§ Problem to solve
Take the material and output all of it exactly.

* START *

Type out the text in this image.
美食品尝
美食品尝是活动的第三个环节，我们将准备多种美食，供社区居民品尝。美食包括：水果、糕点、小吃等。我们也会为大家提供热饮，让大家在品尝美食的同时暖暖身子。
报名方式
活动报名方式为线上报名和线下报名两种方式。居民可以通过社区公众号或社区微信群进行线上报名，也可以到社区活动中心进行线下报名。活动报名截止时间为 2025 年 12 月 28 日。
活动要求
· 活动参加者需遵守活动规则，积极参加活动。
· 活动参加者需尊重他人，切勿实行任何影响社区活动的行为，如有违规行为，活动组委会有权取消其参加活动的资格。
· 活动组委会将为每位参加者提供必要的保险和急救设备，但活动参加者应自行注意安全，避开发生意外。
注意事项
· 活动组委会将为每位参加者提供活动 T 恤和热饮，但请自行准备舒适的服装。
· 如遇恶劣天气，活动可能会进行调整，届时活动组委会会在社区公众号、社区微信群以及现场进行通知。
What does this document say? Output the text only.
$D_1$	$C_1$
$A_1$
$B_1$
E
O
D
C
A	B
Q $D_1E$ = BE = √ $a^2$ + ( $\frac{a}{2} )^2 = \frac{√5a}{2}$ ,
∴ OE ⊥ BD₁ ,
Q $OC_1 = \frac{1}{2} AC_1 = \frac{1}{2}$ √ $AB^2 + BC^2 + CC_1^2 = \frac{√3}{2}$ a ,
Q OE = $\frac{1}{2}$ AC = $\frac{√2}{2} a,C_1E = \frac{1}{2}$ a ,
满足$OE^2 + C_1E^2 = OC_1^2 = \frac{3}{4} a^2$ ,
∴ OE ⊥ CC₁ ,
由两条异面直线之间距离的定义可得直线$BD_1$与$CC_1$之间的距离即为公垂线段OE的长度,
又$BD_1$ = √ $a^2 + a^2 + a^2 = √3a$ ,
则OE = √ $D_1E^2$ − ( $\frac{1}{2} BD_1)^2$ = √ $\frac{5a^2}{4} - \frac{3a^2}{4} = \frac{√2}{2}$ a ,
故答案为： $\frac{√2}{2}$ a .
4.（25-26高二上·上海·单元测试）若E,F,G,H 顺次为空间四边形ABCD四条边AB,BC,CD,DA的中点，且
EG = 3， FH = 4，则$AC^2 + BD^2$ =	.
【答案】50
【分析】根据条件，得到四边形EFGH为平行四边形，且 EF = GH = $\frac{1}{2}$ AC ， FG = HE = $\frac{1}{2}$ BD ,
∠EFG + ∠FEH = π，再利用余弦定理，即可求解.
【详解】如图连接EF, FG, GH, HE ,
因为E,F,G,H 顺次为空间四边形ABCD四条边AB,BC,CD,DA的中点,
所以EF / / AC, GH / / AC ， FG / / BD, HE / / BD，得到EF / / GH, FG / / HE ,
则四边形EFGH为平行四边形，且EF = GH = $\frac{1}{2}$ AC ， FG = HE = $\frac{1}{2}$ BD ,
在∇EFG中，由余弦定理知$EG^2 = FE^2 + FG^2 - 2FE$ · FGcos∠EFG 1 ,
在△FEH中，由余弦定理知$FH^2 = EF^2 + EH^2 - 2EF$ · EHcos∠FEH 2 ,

* END *

§ Complete response
Type out the text in this image.
美食品尝
美食品尝是活动的第三个环节，我们将准备多种美食，供社区居民品尝。美食包括：水果、糕点、小吃等。我们也会为大家提供热饮，让大家在品尝美食的同时暖暖身子。
报名方式
活动报名方式为线上报名和线下报名两种方式。居民可以通过社区公众号或社区微信群进行线上报名，也可以到社区活动中心进行线下报名。活动报名截止时间为 2025 年 12 月 28 日。
活动要求
· 活动参加者需遵守活动规则，积极参加活动。
· 活动参加者需尊重他人，切勿实行任何影响社区活动的行为，如有违规行为，活动组委会有权取消其参加活动的资格。
· 活动组委会将为每位参加者提供必要的保险和急救设备，但活动参加者应自行注意安全，避开发生意外。
注意事项
· 活动组委会将为每位参加者提供活动 T 恤和热饮，但请自行准备舒适的服装。
· 如遇恶劣天气，活动可能会进行调整，届时活动组委会会在社区公众号、社区微信群以及现场进行通知。
What does this document say? Output the text only.
$D_1$	$C_1$
$A_1$
$B_1$
E
O
D
C
A	B
Q $D_1E$ = BE = √ $a^2$ + ( $\frac{a}{2} )^2 = \frac{√5a}{2}$ ,
∴ OE ⊥ BD₁ ,
Q $OC_1 = \frac{1}{2} AC_1 = \frac{1}{2}$ √ $AB^2 + BC^2 + CC_1^2 = \frac{√3}{2}$ a ,
Q OE = $\frac{1}{2}$ AC = $\frac{√2}{2} a,C_1E = \frac{1}{2}$ a ,
满足$OE^2 + C_1E^2 = OC_1^2 = \frac{3}{4} a^2$ ,
∴ OE ⊥ CC₁ ,
由两条异面直线之间距离的定义可得直线$BD_1$与$CC_1$之间的距离即为公垂线段OE的长度,
又$BD_1$ = √ $a^2 + a^2 + a^2 = √3a$ ,
则OE = √ $D_1E^2$ − ( $\frac{1}{2} BD_1)^2$ = √ $\frac{5a^2}{4} - \frac{3a^2}{4} = \frac{√2}{2}$ a ,
故答案为： $\frac{√2}{2}$ a .
4.（25-26高二上·上海·单元测试）若E,F,G,H 顺次为空间四边形ABCD四条边AB,BC,CD,DA的中点，且
EG = 3， FH = 4，则$AC^2 + BD^2$ =	.
【答案】50
【分析】根据条件，得到四边形EFGH为平行四边形，且 EF = GH = $\frac{1}{2}$ AC ， FG = HE = $\frac{1}{2}$ BD ,
∠EFG + ∠FEH = π，再利用余弦定理，即可求解.
【详解】如图连接EF, FG, GH, HE ,
因为E,F,G,H 顺次为空间四边形ABCD四条边AB,BC,CD,DA的中点,
所以EF / / AC, GH / / AC ， FG / / BD, HE / / BD，得到EF / / GH, FG / / HE ,
则四边形EFGH为平行四边形，且EF = GH = $\frac{1}{2}$ AC ， FG = HE = $\frac{1}{2}$ BD ,
在∇EFG中，由余弦定理知$EG^2 = FE^2 + FG^2 - 2FE$ · FGcos∠EFG 1 ,
在△FEH中，由余弦定理知$FH^2 = EF^2 + EH^2 - 2EF$ · EHcos∠FEH 2 ,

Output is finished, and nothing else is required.